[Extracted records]
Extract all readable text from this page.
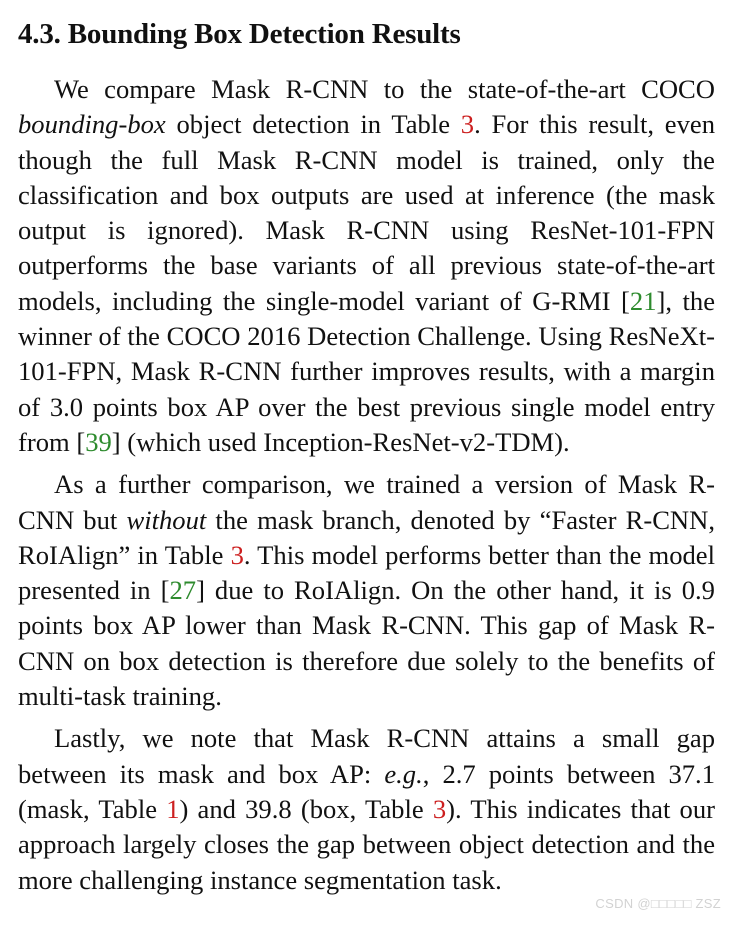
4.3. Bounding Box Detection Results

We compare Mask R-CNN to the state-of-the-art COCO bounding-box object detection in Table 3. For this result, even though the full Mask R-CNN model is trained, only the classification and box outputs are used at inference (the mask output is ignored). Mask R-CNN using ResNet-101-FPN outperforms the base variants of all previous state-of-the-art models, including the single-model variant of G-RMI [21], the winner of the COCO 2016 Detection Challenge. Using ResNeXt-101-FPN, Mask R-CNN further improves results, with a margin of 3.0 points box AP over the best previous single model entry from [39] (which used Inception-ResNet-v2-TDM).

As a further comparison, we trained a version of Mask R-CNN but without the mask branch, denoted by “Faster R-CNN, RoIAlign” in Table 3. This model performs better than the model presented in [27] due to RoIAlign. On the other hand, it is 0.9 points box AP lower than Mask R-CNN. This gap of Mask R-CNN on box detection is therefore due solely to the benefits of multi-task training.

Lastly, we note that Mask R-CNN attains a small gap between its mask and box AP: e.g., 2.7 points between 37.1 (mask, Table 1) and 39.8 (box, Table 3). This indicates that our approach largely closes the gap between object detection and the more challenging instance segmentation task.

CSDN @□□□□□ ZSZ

» What is required
Transcribe every entry above exactly. Omit all pictures.

» Complete response
Extract all readable text from this page.
4.3. Bounding Box Detection Results

We compare Mask R-CNN to the state-of-the-art COCO bounding-box object detection in Table 3. For this result, even though the full Mask R-CNN model is trained, only the classification and box outputs are used at inference (the mask output is ignored). Mask R-CNN using ResNet-101-FPN outperforms the base variants of all previous state-of-the-art models, including the single-model variant of G-RMI [21], the winner of the COCO 2016 Detection Challenge. Using ResNeXt-101-FPN, Mask R-CNN further improves results, with a margin of 3.0 points box AP over the best previous single model entry from [39] (which used Inception-ResNet-v2-TDM).

As a further comparison, we trained a version of Mask R-CNN but without the mask branch, denoted by “Faster R-CNN, RoIAlign” in Table 3. This model performs better than the model presented in [27] due to RoIAlign. On the other hand, it is 0.9 points box AP lower than Mask R-CNN. This gap of Mask R-CNN on box detection is therefore due solely to the benefits of multi-task training.

Lastly, we note that Mask R-CNN attains a small gap between its mask and box AP: e.g., 2.7 points between 37.1 (mask, Table 1) and 39.8 (box, Table 3). This indicates that our approach largely closes the gap between object detection and the more challenging instance segmentation task.

CSDN @□□□□□ ZSZ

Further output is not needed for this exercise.